What needs to be done — Reproduce the listing verbatim.
____
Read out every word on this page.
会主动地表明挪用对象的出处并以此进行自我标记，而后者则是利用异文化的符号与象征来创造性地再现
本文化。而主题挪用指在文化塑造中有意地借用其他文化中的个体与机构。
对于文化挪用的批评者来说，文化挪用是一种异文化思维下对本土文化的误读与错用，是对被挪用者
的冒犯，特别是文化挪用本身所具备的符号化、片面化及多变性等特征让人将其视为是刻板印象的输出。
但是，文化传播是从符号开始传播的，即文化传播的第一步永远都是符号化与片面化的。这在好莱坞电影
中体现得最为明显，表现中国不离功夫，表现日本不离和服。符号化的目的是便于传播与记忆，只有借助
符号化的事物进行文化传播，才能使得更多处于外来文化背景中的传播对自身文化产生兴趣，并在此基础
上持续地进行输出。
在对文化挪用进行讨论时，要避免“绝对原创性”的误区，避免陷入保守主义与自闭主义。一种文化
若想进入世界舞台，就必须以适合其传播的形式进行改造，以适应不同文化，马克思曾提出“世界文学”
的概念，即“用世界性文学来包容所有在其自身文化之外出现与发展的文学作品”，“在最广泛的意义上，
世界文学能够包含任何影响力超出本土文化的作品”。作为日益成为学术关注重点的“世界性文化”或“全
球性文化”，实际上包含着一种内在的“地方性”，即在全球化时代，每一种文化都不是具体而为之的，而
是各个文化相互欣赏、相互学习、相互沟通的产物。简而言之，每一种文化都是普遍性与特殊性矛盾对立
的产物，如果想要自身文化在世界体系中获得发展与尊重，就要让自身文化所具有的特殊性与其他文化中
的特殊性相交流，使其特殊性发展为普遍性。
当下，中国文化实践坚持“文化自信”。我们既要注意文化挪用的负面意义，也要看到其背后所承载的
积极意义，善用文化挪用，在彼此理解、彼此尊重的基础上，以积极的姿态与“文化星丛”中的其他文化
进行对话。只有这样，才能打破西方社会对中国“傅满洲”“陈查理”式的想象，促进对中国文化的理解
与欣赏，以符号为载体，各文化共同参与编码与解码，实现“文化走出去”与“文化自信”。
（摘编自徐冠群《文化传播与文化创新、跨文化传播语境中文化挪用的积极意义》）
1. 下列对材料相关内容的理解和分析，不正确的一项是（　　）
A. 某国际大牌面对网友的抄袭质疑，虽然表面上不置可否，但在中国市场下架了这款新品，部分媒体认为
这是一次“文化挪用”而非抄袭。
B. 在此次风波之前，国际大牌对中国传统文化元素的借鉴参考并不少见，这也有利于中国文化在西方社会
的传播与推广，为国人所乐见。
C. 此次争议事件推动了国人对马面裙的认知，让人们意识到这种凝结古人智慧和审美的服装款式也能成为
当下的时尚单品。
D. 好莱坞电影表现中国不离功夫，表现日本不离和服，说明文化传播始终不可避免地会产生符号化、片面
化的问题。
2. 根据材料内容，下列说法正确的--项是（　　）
____
Response below —
Read out every word on this page.
会主动地表明挪用对象的出处并以此进行自我标记，而后者则是利用异文化的符号与象征来创造性地再现
本文化。而主题挪用指在文化塑造中有意地借用其他文化中的个体与机构。
对于文化挪用的批评者来说，文化挪用是一种异文化思维下对本土文化的误读与错用，是对被挪用者
的冒犯，特别是文化挪用本身所具备的符号化、片面化及多变性等特征让人将其视为是刻板印象的输出。
但是，文化传播是从符号开始传播的，即文化传播的第一步永远都是符号化与片面化的。这在好莱坞电影
中体现得最为明显，表现中国不离功夫，表现日本不离和服。符号化的目的是便于传播与记忆，只有借助
符号化的事物进行文化传播，才能使得更多处于外来文化背景中的传播对自身文化产生兴趣，并在此基础
上持续地进行输出。
在对文化挪用进行讨论时，要避免“绝对原创性”的误区，避免陷入保守主义与自闭主义。一种文化
若想进入世界舞台，就必须以适合其传播的形式进行改造，以适应不同文化，马克思曾提出“世界文学”
的概念，即“用世界性文学来包容所有在其自身文化之外出现与发展的文学作品”，“在最广泛的意义上，
世界文学能够包含任何影响力超出本土文化的作品”。作为日益成为学术关注重点的“世界性文化”或“全
球性文化”，实际上包含着一种内在的“地方性”，即在全球化时代，每一种文化都不是具体而为之的，而
是各个文化相互欣赏、相互学习、相互沟通的产物。简而言之，每一种文化都是普遍性与特殊性矛盾对立
的产物，如果想要自身文化在世界体系中获得发展与尊重，就要让自身文化所具有的特殊性与其他文化中
的特殊性相交流，使其特殊性发展为普遍性。
当下，中国文化实践坚持“文化自信”。我们既要注意文化挪用的负面意义，也要看到其背后所承载的
积极意义，善用文化挪用，在彼此理解、彼此尊重的基础上，以积极的姿态与“文化星丛”中的其他文化
进行对话。只有这样，才能打破西方社会对中国“傅满洲”“陈查理”式的想象，促进对中国文化的理解
与欣赏，以符号为载体，各文化共同参与编码与解码，实现“文化走出去”与“文化自信”。
（摘编自徐冠群《文化传播与文化创新、跨文化传播语境中文化挪用的积极意义》）
1. 下列对材料相关内容的理解和分析，不正确的一项是（　　）
A. 某国际大牌面对网友的抄袭质疑，虽然表面上不置可否，但在中国市场下架了这款新品，部分媒体认为
这是一次“文化挪用”而非抄袭。
B. 在此次风波之前，国际大牌对中国传统文化元素的借鉴参考并不少见，这也有利于中国文化在西方社会
的传播与推广，为国人所乐见。
C. 此次争议事件推动了国人对马面裙的认知，让人们意识到这种凝结古人智慧和审美的服装款式也能成为
当下的时尚单品。
D. 好莱坞电影表现中国不离功夫，表现日本不离和服，说明文化传播始终不可避免地会产生符号化、片面
化的问题。
2. 根据材料内容，下列说法正确的--项是（　　）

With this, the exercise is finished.